--- INPUT FOR THIS TASK ---

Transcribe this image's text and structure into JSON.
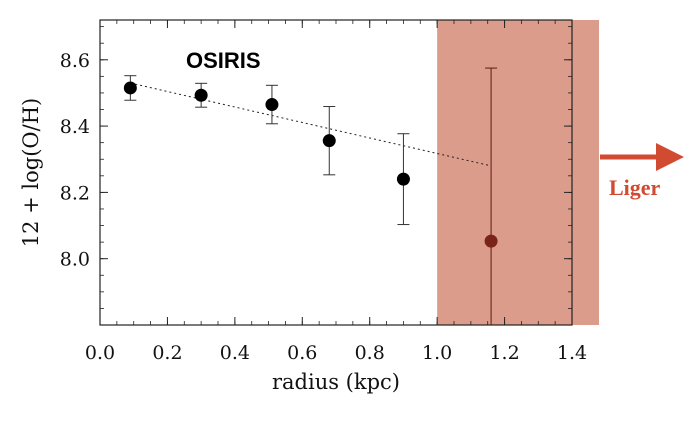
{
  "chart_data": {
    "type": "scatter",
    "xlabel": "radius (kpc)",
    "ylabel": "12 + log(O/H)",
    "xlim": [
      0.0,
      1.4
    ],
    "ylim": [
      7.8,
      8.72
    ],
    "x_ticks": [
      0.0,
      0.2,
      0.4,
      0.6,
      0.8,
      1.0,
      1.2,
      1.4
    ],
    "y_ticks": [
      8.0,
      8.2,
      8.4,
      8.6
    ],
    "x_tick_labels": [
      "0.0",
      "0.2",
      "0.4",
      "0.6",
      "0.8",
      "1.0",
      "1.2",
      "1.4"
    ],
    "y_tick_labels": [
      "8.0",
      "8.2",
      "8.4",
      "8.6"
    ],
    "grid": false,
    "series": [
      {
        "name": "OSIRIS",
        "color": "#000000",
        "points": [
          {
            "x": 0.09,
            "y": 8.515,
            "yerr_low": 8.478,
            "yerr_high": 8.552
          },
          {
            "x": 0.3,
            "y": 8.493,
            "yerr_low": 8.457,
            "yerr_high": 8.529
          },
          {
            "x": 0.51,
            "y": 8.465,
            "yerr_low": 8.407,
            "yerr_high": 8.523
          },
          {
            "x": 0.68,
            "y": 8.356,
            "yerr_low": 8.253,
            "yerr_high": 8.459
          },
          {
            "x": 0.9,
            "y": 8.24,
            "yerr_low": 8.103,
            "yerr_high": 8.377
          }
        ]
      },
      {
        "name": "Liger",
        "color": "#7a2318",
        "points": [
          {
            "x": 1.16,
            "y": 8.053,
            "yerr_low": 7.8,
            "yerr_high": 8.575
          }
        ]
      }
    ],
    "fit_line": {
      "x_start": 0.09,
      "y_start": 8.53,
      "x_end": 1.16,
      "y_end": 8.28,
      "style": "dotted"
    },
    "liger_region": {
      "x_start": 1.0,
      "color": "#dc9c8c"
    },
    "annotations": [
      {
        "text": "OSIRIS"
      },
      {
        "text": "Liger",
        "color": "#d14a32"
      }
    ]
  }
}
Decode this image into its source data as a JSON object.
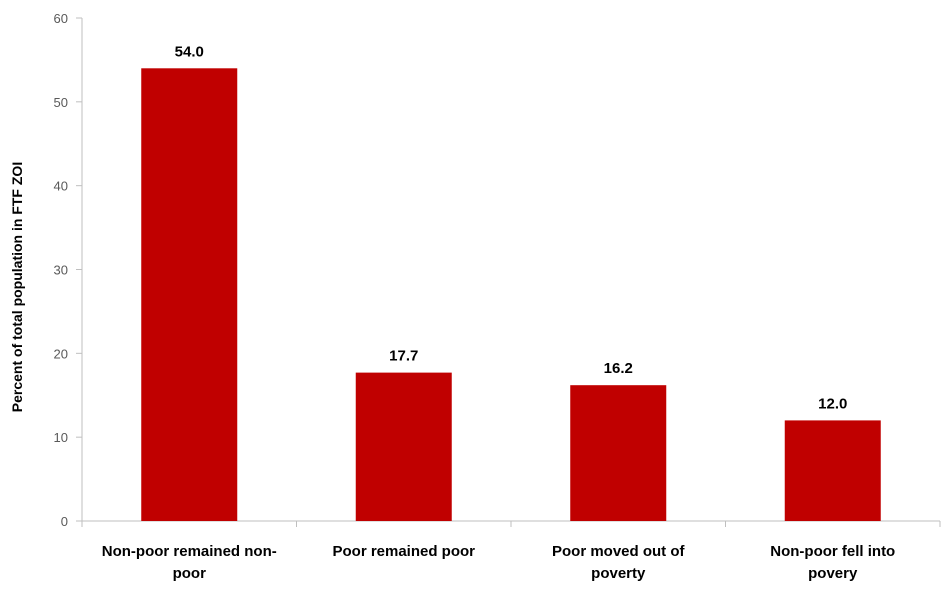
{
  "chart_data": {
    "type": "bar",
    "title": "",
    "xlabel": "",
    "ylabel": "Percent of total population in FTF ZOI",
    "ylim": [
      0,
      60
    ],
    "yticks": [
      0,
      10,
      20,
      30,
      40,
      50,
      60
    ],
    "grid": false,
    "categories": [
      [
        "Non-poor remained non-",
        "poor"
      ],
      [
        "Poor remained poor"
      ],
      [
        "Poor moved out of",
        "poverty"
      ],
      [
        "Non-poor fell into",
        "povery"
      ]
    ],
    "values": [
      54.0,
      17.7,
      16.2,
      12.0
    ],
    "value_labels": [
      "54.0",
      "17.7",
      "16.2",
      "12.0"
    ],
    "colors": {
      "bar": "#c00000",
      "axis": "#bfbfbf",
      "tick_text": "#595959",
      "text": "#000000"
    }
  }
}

---
--- INPUT FOR THIS TASK ---

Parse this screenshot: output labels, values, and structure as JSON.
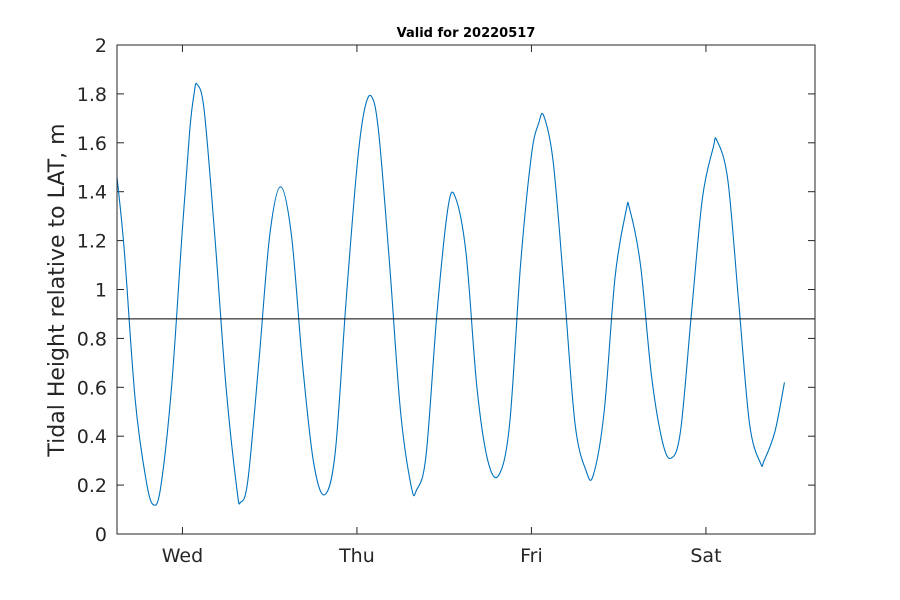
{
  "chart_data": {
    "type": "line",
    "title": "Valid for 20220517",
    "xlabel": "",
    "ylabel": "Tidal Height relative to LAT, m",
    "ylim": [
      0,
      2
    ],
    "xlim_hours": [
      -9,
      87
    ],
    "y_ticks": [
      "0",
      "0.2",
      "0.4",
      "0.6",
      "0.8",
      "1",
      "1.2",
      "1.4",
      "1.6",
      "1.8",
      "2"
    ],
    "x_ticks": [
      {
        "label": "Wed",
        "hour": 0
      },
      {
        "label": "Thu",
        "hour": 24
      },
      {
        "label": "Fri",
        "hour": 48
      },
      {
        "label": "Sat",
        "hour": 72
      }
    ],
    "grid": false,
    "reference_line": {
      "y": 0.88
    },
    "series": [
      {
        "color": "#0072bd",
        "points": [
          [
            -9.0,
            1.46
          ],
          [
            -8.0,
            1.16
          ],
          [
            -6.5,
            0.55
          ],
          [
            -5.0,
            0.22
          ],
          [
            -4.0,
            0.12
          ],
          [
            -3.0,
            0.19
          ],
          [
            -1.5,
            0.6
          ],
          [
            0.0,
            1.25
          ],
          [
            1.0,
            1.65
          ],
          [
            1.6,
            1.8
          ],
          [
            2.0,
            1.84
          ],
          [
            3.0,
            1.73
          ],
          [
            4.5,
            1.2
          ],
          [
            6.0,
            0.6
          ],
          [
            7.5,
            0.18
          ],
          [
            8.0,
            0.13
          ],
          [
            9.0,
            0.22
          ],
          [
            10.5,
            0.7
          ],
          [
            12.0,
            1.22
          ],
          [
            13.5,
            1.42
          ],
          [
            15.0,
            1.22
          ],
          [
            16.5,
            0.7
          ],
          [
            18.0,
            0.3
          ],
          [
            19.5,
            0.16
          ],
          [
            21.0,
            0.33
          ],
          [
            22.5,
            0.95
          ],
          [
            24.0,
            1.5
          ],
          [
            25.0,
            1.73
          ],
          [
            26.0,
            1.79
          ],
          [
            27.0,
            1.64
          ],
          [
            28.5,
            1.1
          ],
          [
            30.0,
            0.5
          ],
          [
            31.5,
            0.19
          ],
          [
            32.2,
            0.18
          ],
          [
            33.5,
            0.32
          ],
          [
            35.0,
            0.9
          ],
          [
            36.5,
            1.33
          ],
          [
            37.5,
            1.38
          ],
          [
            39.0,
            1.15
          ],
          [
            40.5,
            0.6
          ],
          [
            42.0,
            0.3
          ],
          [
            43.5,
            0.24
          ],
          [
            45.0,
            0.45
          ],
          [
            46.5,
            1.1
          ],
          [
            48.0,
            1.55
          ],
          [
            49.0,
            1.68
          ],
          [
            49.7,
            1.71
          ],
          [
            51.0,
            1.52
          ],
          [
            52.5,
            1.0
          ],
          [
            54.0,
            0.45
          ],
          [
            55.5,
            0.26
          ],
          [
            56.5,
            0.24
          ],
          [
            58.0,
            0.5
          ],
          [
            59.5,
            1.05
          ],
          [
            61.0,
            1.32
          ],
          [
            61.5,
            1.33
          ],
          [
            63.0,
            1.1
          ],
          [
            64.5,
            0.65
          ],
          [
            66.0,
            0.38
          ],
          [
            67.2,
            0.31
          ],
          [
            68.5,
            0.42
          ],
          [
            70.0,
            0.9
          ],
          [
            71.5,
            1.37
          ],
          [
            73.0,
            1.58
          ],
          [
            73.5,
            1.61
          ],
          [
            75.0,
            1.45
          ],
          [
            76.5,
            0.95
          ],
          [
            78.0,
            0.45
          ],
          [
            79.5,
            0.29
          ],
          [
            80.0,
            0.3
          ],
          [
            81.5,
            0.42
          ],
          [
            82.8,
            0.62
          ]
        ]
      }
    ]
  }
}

---

## EXERCISE PROMPT
Identify and copy the lines holding the word "image".

## RESPONSE FOR THIS EXERCISE
Transcribe this image's text and structure into JSON.
Decode this image into its source data as a JSON object.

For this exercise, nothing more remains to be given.